Extracted records:
■ ■ ■ ■ ■ ■ ■
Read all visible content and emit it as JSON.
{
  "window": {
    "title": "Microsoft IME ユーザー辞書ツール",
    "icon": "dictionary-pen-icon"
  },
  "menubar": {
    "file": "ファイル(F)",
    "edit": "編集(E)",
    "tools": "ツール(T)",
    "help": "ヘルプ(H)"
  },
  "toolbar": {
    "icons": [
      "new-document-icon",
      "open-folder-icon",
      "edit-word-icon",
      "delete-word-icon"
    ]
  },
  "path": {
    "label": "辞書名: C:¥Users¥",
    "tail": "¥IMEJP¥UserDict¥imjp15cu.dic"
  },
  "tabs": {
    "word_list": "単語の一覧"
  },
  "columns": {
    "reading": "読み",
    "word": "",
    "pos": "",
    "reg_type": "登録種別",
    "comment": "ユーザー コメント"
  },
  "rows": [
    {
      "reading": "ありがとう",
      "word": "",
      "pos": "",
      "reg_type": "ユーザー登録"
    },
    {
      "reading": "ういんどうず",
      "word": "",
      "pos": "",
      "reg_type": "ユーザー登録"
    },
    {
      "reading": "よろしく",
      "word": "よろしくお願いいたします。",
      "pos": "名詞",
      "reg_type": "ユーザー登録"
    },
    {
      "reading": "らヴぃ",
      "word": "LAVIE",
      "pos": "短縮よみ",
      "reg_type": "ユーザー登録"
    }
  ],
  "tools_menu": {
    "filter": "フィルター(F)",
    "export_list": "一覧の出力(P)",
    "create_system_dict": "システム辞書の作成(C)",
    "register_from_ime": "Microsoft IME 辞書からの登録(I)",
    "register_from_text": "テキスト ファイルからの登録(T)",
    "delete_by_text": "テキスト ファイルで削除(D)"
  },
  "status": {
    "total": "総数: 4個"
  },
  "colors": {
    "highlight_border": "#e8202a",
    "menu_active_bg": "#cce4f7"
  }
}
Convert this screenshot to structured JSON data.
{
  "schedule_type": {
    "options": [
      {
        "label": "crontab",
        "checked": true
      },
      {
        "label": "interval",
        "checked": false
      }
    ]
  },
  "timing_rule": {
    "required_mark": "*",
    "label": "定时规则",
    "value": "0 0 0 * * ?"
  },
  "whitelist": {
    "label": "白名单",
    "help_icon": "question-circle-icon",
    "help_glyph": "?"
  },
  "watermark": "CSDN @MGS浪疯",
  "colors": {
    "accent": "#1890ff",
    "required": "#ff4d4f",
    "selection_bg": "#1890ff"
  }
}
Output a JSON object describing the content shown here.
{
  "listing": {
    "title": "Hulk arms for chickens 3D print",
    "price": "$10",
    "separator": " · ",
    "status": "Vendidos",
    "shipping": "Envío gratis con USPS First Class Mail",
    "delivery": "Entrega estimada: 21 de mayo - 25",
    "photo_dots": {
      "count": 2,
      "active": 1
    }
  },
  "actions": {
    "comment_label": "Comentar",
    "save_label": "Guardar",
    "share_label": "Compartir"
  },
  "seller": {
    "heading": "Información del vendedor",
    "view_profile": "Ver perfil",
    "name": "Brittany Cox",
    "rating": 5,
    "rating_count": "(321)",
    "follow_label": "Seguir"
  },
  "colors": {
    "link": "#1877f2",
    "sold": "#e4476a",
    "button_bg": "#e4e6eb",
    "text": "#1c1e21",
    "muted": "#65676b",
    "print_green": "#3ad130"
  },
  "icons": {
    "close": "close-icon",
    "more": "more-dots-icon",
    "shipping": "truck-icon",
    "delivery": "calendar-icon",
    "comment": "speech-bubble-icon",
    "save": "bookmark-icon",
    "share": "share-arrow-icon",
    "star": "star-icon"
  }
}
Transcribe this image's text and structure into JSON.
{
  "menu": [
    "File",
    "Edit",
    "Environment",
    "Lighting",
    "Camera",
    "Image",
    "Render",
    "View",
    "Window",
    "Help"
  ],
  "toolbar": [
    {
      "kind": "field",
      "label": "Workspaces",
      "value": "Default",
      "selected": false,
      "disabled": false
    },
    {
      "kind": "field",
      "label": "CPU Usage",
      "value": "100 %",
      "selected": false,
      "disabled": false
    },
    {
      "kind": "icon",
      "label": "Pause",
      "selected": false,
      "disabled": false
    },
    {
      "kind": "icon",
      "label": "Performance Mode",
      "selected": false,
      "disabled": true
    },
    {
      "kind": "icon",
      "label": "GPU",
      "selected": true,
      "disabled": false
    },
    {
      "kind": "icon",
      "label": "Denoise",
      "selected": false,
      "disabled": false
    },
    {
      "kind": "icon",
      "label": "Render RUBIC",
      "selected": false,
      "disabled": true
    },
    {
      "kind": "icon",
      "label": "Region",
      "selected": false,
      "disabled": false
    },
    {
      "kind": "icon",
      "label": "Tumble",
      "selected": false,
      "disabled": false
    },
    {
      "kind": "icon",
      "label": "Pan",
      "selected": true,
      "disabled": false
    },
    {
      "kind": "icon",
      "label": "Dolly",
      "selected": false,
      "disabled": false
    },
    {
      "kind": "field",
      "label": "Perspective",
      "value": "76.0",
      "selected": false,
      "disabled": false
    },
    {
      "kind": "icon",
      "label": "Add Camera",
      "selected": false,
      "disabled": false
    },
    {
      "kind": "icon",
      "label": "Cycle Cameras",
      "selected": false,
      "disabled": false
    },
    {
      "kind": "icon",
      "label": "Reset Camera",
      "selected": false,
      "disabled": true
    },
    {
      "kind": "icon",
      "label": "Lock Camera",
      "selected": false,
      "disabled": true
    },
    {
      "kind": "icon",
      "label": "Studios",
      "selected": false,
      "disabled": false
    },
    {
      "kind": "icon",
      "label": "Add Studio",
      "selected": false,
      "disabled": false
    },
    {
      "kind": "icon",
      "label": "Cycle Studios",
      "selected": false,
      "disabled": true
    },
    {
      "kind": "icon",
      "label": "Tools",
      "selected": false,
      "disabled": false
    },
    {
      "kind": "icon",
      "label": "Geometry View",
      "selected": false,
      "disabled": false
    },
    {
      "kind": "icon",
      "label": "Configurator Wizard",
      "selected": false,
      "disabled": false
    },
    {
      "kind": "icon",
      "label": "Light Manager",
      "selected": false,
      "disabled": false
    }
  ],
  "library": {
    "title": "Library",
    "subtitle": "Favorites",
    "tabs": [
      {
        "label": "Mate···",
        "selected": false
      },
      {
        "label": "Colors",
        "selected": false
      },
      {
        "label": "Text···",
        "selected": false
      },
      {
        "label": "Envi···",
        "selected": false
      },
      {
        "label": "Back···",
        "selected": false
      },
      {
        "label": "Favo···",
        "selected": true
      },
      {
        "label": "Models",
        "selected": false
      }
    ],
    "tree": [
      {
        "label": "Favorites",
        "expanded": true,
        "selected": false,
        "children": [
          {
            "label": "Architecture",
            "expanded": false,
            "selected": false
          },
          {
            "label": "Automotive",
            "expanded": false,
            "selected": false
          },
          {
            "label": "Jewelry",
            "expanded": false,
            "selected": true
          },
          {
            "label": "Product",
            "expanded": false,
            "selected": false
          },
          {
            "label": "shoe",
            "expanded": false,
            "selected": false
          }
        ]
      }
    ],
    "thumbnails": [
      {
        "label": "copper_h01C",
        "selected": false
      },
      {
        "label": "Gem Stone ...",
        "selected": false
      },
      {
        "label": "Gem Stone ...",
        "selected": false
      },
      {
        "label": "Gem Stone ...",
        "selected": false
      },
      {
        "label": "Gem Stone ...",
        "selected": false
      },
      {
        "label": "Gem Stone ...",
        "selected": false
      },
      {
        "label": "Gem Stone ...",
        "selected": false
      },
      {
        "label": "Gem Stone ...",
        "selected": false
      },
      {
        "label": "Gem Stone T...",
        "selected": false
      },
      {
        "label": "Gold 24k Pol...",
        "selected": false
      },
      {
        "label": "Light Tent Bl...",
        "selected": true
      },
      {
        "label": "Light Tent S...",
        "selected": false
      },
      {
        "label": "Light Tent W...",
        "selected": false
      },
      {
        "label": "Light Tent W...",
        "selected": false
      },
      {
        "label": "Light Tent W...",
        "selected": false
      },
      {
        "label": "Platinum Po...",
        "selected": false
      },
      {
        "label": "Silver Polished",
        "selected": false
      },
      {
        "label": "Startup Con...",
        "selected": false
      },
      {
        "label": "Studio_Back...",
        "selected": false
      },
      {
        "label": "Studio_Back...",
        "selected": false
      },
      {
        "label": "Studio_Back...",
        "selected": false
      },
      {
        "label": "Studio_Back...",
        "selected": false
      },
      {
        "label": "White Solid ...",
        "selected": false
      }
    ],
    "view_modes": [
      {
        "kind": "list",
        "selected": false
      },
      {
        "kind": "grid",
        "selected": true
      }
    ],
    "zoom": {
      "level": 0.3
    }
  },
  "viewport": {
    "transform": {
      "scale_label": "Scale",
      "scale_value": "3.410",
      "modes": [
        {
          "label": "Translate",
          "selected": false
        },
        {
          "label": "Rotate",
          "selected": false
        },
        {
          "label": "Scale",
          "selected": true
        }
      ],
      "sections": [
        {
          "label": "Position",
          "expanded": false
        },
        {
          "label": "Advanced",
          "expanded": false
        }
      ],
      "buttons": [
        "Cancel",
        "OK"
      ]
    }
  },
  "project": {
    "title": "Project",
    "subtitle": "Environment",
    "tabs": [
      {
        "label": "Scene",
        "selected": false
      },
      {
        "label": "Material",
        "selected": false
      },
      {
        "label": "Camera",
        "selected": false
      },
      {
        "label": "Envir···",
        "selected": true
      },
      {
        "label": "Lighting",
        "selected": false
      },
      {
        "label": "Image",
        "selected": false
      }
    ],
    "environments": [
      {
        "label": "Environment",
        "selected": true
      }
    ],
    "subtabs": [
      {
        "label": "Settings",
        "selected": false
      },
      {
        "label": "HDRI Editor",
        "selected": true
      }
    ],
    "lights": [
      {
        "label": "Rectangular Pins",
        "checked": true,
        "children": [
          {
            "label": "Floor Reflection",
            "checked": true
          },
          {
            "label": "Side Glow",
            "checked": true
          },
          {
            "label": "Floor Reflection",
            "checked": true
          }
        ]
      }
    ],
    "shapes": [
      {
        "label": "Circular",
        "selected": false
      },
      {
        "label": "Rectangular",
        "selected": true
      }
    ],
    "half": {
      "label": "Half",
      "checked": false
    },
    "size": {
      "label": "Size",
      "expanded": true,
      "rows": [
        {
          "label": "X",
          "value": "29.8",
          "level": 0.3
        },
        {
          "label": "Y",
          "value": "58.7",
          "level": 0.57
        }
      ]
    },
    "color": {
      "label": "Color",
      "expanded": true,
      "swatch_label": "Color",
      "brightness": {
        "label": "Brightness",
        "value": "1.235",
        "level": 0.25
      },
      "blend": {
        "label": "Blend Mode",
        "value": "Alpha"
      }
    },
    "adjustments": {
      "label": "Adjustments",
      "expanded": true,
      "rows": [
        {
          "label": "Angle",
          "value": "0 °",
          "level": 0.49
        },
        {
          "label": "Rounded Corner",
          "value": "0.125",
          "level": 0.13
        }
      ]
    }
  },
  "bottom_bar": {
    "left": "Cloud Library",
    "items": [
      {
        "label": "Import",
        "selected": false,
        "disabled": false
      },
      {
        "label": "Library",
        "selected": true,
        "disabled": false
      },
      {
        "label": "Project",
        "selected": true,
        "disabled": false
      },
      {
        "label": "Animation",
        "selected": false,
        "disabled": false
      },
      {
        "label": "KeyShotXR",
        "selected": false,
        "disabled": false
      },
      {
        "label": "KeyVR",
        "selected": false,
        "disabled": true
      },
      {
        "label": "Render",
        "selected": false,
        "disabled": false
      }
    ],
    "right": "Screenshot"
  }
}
■ ■ ■ ■ ■ ■ ■
- EXERCISE PROMPT:
List every line in the records above that contains the word "shipping".

- COMPLETE OUTPUT:
    "shipping": "Envío gratis con USPS First Class Mail",
    "shipping": "truck-icon",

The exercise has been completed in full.